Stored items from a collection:
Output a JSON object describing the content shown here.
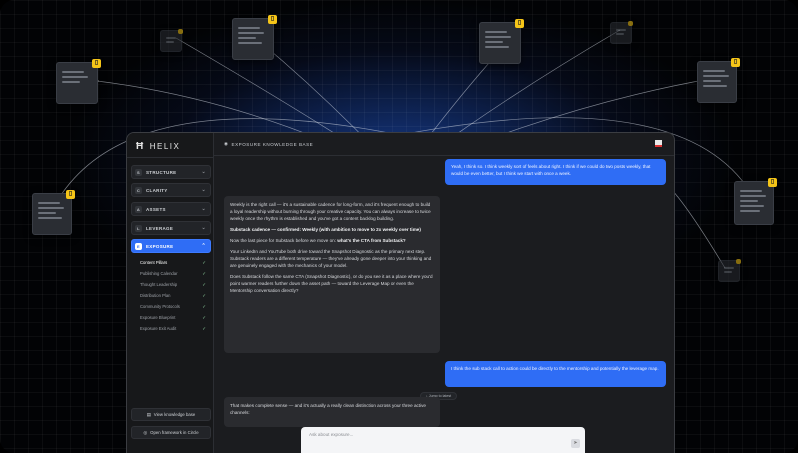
{
  "app": {
    "name": "HELIX"
  },
  "header": {
    "title": "EXPOSURE KNOWLEDGE BASE"
  },
  "sidebar": {
    "sections": [
      {
        "badge": "S",
        "label": "STRUCTURE"
      },
      {
        "badge": "C",
        "label": "CLARITY"
      },
      {
        "badge": "A",
        "label": "ASSETS"
      },
      {
        "badge": "L",
        "label": "LEVERAGE"
      },
      {
        "badge": "E",
        "label": "EXPOSURE"
      }
    ],
    "subitems": [
      "Content Pillars",
      "Publishing Calendar",
      "Thought Leadership",
      "Distribution Plan",
      "Community Protocols",
      "Exposure Blueprint",
      "Exposure Exit Audit"
    ],
    "buttons": {
      "knowledge": "View knowledge base",
      "circle": "Open framework in Circle"
    }
  },
  "chat": {
    "user1": "Yeah, I think so. I think weekly sort of feels about right. I think if we could do two posts weekly, that would be even better, but I think we start with once a week.",
    "ai1": {
      "p1": "Weekly is the right call — it's a sustainable cadence for long-form, and it's frequent enough to build a loyal readership without burning through your creative capacity. You can always increase to twice weekly once the rhythm is established and you've got a content backlog building.",
      "p2": "Substack cadence — confirmed: Weekly (with ambition to move to 2x weekly over time)",
      "p3a": "Now the last piece for Substack before we move on: ",
      "p3b": "what's the CTA from Substack?",
      "p4": "Your LinkedIn and YouTube both drive toward the Snapshot Diagnostic as the primary next step. Substack readers are a different temperature — they've already gone deeper into your thinking and are genuinely engaged with the mechanics of your model.",
      "p5": "Does Substack follow the same CTA (Snapshot Diagnostic), or do you see it as a place where you'd point warmer readers further down the asset path — toward the Leverage Map or even the Mentorship conversation directly?"
    },
    "user2": "I think the sub stack call to action could be directly to the mentorship and potentially the leverage map.",
    "ai2": "That makes complete sense — and it's actually a really clean distinction across your three active channels:",
    "jump": "Jump to latest"
  },
  "input": {
    "placeholder": "Ask about exposure..."
  },
  "icons": [
    "helix-logo-icon",
    "book-icon",
    "circle-icon",
    "chevron-down-icon",
    "check-icon",
    "send-icon",
    "flag-icon",
    "document-icon"
  ]
}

> **REQUIRED WORK**: Return the material word for word. Pictures are not part of the copy.

> **SOLUTION TO THE EXERCISE**:
Output a JSON object describing the content shown here.
{
  "app": {
    "name": "HELIX"
  },
  "header": {
    "title": "EXPOSURE KNOWLEDGE BASE"
  },
  "sidebar": {
    "sections": [
      {
        "badge": "S",
        "label": "STRUCTURE"
      },
      {
        "badge": "C",
        "label": "CLARITY"
      },
      {
        "badge": "A",
        "label": "ASSETS"
      },
      {
        "badge": "L",
        "label": "LEVERAGE"
      },
      {
        "badge": "E",
        "label": "EXPOSURE"
      }
    ],
    "subitems": [
      "Content Pillars",
      "Publishing Calendar",
      "Thought Leadership",
      "Distribution Plan",
      "Community Protocols",
      "Exposure Blueprint",
      "Exposure Exit Audit"
    ],
    "buttons": {
      "knowledge": "View knowledge base",
      "circle": "Open framework in Circle"
    }
  },
  "chat": {
    "user1": "Yeah, I think so. I think weekly sort of feels about right. I think if we could do two posts weekly, that would be even better, but I think we start with once a week.",
    "ai1": {
      "p1": "Weekly is the right call — it's a sustainable cadence for long-form, and it's frequent enough to build a loyal readership without burning through your creative capacity. You can always increase to twice weekly once the rhythm is established and you've got a content backlog building.",
      "p2": "Substack cadence — confirmed: Weekly (with ambition to move to 2x weekly over time)",
      "p3a": "Now the last piece for Substack before we move on: ",
      "p3b": "what's the CTA from Substack?",
      "p4": "Your LinkedIn and YouTube both drive toward the Snapshot Diagnostic as the primary next step. Substack readers are a different temperature — they've already gone deeper into your thinking and are genuinely engaged with the mechanics of your model.",
      "p5": "Does Substack follow the same CTA (Snapshot Diagnostic), or do you see it as a place where you'd point warmer readers further down the asset path — toward the Leverage Map or even the Mentorship conversation directly?"
    },
    "user2": "I think the sub stack call to action could be directly to the mentorship and potentially the leverage map.",
    "ai2": "That makes complete sense — and it's actually a really clean distinction across your three active channels:",
    "jump": "Jump to latest"
  },
  "input": {
    "placeholder": "Ask about exposure..."
  },
  "icons": [
    "helix-logo-icon",
    "book-icon",
    "circle-icon",
    "chevron-down-icon",
    "check-icon",
    "send-icon",
    "flag-icon",
    "document-icon"
  ]
}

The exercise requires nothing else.